* CONSIGNE:
Répondez aux questions suivantes en vous appuyant sur l'extrait consacré à la cachexie cancéreuse.
1. Quelle part approximative des décès liés au cancer est attribuée à la cachexie ?
2. Quelle forme de chimiothérapie est citée comme pouvant entraîner une perte d'appétit marquée ?
3. Combien de patients ont participé à l'étude clinique de Phase II sur le ponsegromab ?

* EXTRAIT DU DOCUMENT:
^^^^^^^^^^^^^^^^

Cette absence de moyens concrets d’enrayer la cachexie a des conséquences dévastatrices, car la grande faiblesse causée par cette condition est associée à une perte dramatique de la qualité de vie, autant du point de vue du patient que de ses proches, et est responsable d’environ 20% des décès liés au cancer.
Perte d’appétit
Deux grands phénomènes contribuent au développement de la cachexie cancéreuse:
1) la production de molécules inflammatoires par les tumeurs stimule de façon anormale le catabolisme (la dégradation des composés organiques) et mène donc à une diminution de la masse adipeuse et musculaire;
2) les patients atteints d’un cancer et/ou qui sont traités par certaines formes de chimiothérapie (les sels de platine, notamment) peuvent développer une perte d’appétit marquée, des nausées ou des vomissements qui diminuent drastiquement l’apport calorique nécessaire pour maintenir le poids corporel.
Cette carence en nutriments est malheureusement fréquente: environ un quart des patients atteints d’un cancer avancé consomment moins de 13 kcal par kilo par jour, alors que la dépense énergétique totale moyenne se situe aux environs de 30 kcal par kilo par jour. Il va de soi que ce bilan énergétique négatif contribue fortement à la cachexie et à l’affaiblissement du patient.
Circuit coupe-faim
Le tronc cérébral, la structure qui forme un pont entre le cerveau et la moelle épinière, joue un rôle prédominant dans les réactions instinctives de rejet de nourriture, que ce soit en raison d’un problème physiologique (distension excessive de l’intestin), de la présence d’un composé toxique (souvent associée à une forte amertume) ou encore d’une aversion envers un aliment provenant d’une expérience négative (une indigestion causée par des huîtres contaminées, par exemple).
La recherche des dernières années a montré qu’une molécule sécrétée par plusieurs types de cancers, le growth differentiation factor 15 (GDF-15), joue un rôle central dans la perte d’appétit en interagissant avec un récepteur spécifique (GRFAL) présent au niveau du tronc cérébral.
Par exemple, des études réalisées ont montré que des taux sanguins élevés de GDF-15 chez les patients atteints d’un cancer sont associés à une perte importante de poids, une atrophie musculaire et une diminution de la survie. Le développement d’un anticorps capable de neutraliser la liaison de GDF-15 à son récepteur permet de prévenir l’apparition de la cachexie chez les modèles animaux et pourrait donc représenter une avancée majeure pour le traitement de la cachexie chez les patients touchés par le cancer.
Rétablir l’appétit
L’impact de cet anticorps, le ponsegromab, a été récemment évalué dans une étude clinique de Phase II, réalisée auprès de 187 patients qui recevaient une chimiothérapie palliative pour traiter des formes avancées de cancers du poumon, du pancréas ou du côlon(1).

^^^^^^^^^^^^^^^^

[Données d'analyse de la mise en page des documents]

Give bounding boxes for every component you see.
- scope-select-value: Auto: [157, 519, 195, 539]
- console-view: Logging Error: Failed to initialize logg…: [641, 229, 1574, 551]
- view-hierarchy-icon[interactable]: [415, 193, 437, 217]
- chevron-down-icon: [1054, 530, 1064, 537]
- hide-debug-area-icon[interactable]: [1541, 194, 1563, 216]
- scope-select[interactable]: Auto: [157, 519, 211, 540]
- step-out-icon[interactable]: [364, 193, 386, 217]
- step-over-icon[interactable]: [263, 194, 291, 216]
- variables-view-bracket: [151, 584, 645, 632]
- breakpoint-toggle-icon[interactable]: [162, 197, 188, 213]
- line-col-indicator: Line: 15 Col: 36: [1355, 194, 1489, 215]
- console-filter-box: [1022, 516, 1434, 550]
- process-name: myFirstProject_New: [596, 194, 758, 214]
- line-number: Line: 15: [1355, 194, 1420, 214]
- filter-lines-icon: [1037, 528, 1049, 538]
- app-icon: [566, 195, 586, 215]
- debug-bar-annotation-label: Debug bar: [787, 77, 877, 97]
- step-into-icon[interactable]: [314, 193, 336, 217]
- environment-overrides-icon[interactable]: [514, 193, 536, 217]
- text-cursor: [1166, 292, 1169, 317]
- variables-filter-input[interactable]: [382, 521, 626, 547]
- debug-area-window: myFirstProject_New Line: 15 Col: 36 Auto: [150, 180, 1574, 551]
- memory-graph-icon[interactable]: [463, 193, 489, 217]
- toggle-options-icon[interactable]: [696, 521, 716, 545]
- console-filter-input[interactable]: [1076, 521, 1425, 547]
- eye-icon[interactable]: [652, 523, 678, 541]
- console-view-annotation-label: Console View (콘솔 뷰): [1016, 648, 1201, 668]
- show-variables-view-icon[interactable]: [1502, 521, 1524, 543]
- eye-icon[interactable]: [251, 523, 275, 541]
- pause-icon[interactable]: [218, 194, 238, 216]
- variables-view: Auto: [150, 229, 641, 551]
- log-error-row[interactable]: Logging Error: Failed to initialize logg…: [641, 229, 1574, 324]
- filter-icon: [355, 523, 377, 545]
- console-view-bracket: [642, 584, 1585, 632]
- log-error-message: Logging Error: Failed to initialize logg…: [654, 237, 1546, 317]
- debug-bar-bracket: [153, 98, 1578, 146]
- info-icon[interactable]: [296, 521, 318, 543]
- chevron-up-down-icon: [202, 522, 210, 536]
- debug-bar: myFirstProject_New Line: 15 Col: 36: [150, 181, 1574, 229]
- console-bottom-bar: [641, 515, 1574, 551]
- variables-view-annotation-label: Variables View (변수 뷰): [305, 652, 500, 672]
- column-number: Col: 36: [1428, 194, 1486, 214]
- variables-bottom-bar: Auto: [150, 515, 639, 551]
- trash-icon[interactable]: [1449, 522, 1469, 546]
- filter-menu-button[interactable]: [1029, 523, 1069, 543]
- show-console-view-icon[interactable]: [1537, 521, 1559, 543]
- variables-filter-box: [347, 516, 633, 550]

^^^^^^^^^^^^^^^^

* CORRIGÉ:
1. Environ 20 % des décès liés au cancer.
2. Les sels de platine.
3. 187 patients.